**WRITTEN REQUEST:** Copy all the entries word for word, but omit the pictures.

(Dataset records)
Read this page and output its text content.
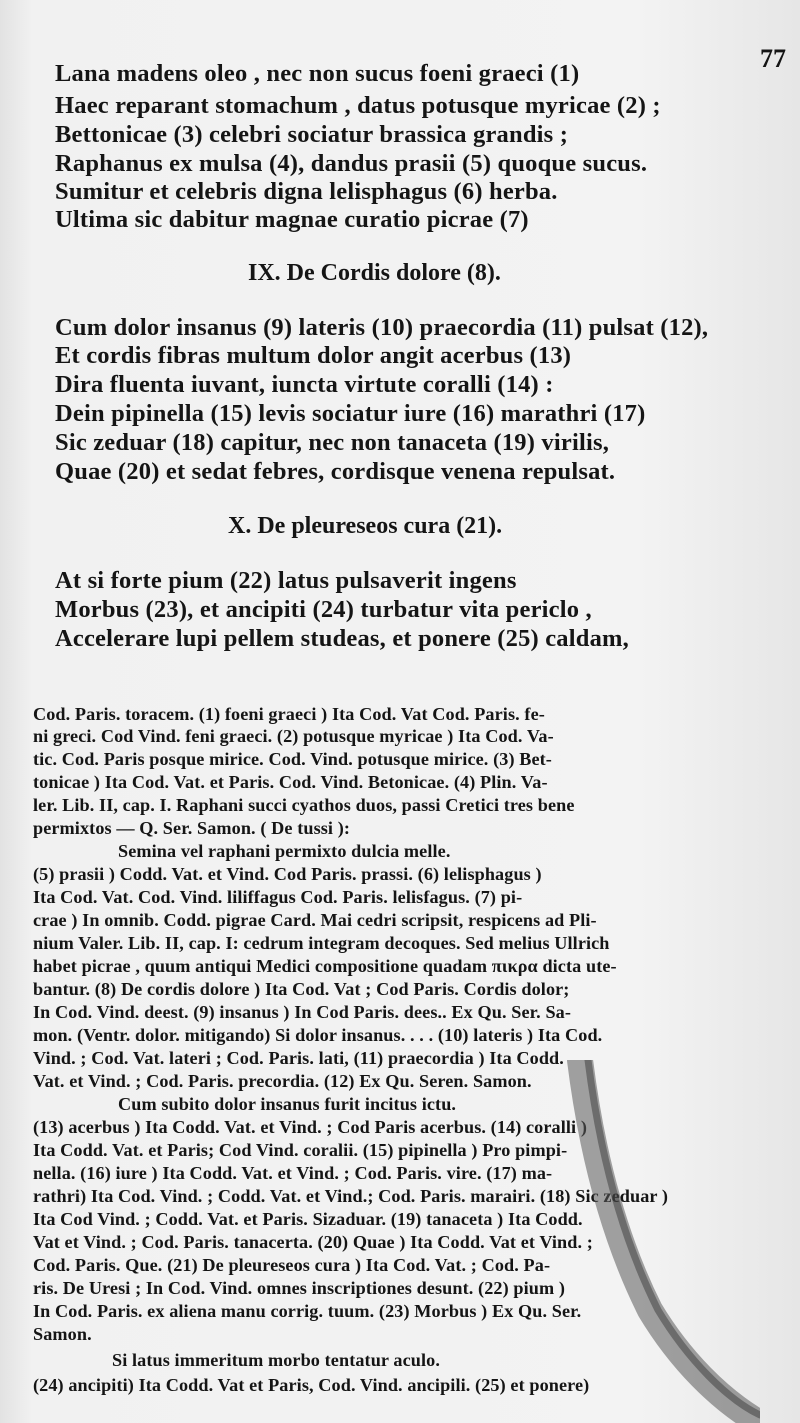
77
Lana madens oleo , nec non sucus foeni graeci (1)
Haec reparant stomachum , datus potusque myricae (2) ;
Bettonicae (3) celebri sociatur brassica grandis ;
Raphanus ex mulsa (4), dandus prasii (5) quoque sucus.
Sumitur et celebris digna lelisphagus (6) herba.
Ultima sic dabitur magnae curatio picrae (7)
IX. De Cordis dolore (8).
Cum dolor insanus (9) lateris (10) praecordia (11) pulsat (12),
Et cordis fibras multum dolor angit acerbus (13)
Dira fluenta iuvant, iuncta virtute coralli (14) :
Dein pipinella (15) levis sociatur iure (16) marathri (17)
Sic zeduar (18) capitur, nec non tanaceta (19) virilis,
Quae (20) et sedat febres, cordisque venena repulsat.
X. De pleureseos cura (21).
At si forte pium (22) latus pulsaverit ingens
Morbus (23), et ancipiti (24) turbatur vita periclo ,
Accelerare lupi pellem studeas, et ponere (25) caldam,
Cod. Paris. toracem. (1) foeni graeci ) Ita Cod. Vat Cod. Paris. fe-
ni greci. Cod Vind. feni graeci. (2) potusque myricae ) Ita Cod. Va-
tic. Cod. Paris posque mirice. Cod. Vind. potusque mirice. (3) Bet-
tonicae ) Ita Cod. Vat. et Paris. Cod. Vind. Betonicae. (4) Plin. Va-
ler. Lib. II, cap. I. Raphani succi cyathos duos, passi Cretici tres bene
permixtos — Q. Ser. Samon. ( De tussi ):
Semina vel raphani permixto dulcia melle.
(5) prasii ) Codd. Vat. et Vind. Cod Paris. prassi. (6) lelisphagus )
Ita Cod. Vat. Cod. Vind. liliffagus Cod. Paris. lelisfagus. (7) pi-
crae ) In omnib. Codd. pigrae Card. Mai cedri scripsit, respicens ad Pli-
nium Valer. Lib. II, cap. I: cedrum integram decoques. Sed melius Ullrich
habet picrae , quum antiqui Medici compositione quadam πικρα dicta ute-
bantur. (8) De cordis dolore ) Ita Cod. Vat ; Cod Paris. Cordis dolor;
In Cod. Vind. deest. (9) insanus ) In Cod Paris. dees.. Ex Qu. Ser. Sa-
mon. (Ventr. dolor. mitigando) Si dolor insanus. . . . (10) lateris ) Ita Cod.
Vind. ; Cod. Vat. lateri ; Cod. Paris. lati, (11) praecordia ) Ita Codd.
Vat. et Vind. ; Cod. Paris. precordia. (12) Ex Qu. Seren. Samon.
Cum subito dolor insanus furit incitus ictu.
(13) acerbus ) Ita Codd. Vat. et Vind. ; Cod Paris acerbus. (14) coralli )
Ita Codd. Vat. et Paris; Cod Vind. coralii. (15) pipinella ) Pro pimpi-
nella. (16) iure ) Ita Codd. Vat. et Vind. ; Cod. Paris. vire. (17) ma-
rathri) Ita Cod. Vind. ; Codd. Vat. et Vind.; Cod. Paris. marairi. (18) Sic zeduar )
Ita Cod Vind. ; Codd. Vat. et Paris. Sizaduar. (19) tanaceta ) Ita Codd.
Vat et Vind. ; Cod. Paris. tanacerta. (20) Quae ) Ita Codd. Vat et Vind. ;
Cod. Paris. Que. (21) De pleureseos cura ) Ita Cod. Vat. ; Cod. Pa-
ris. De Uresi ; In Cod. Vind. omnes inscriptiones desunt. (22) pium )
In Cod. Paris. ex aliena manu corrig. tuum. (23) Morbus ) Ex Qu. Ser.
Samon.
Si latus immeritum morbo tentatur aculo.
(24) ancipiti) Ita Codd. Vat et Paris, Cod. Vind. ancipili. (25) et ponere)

**FULL ANSWER:**
Read this page and output its text content.
77
Lana madens oleo , nec non sucus foeni graeci (1)
Haec reparant stomachum , datus potusque myricae (2) ;
Bettonicae (3) celebri sociatur brassica grandis ;
Raphanus ex mulsa (4), dandus prasii (5) quoque sucus.
Sumitur et celebris digna lelisphagus (6) herba.
Ultima sic dabitur magnae curatio picrae (7)
IX. De Cordis dolore (8).
Cum dolor insanus (9) lateris (10) praecordia (11) pulsat (12),
Et cordis fibras multum dolor angit acerbus (13)
Dira fluenta iuvant, iuncta virtute coralli (14) :
Dein pipinella (15) levis sociatur iure (16) marathri (17)
Sic zeduar (18) capitur, nec non tanaceta (19) virilis,
Quae (20) et sedat febres, cordisque venena repulsat.
X. De pleureseos cura (21).
At si forte pium (22) latus pulsaverit ingens
Morbus (23), et ancipiti (24) turbatur vita periclo ,
Accelerare lupi pellem studeas, et ponere (25) caldam,
Cod. Paris. toracem. (1) foeni graeci ) Ita Cod. Vat Cod. Paris. fe-
ni greci. Cod Vind. feni graeci. (2) potusque myricae ) Ita Cod. Va-
tic. Cod. Paris posque mirice. Cod. Vind. potusque mirice. (3) Bet-
tonicae ) Ita Cod. Vat. et Paris. Cod. Vind. Betonicae. (4) Plin. Va-
ler. Lib. II, cap. I. Raphani succi cyathos duos, passi Cretici tres bene
permixtos — Q. Ser. Samon. ( De tussi ):
Semina vel raphani permixto dulcia melle.
(5) prasii ) Codd. Vat. et Vind. Cod Paris. prassi. (6) lelisphagus )
Ita Cod. Vat. Cod. Vind. liliffagus Cod. Paris. lelisfagus. (7) pi-
crae ) In omnib. Codd. pigrae Card. Mai cedri scripsit, respicens ad Pli-
nium Valer. Lib. II, cap. I: cedrum integram decoques. Sed melius Ullrich
habet picrae , quum antiqui Medici compositione quadam πικρα dicta ute-
bantur. (8) De cordis dolore ) Ita Cod. Vat ; Cod Paris. Cordis dolor;
In Cod. Vind. deest. (9) insanus ) In Cod Paris. dees.. Ex Qu. Ser. Sa-
mon. (Ventr. dolor. mitigando) Si dolor insanus. . . . (10) lateris ) Ita Cod.
Vind. ; Cod. Vat. lateri ; Cod. Paris. lati, (11) praecordia ) Ita Codd.
Vat. et Vind. ; Cod. Paris. precordia. (12) Ex Qu. Seren. Samon.
Cum subito dolor insanus furit incitus ictu.
(13) acerbus ) Ita Codd. Vat. et Vind. ; Cod Paris acerbus. (14) coralli )
Ita Codd. Vat. et Paris; Cod Vind. coralii. (15) pipinella ) Pro pimpi-
nella. (16) iure ) Ita Codd. Vat. et Vind. ; Cod. Paris. vire. (17) ma-
rathri) Ita Cod. Vind. ; Codd. Vat. et Vind.; Cod. Paris. marairi. (18) Sic zeduar )
Ita Cod Vind. ; Codd. Vat. et Paris. Sizaduar. (19) tanaceta ) Ita Codd.
Vat et Vind. ; Cod. Paris. tanacerta. (20) Quae ) Ita Codd. Vat et Vind. ;
Cod. Paris. Que. (21) De pleureseos cura ) Ita Cod. Vat. ; Cod. Pa-
ris. De Uresi ; In Cod. Vind. omnes inscriptiones desunt. (22) pium )
In Cod. Paris. ex aliena manu corrig. tuum. (23) Morbus ) Ex Qu. Ser.
Samon.
Si latus immeritum morbo tentatur aculo.
(24) ancipiti) Ita Codd. Vat et Paris, Cod. Vind. ancipili. (25) et ponere)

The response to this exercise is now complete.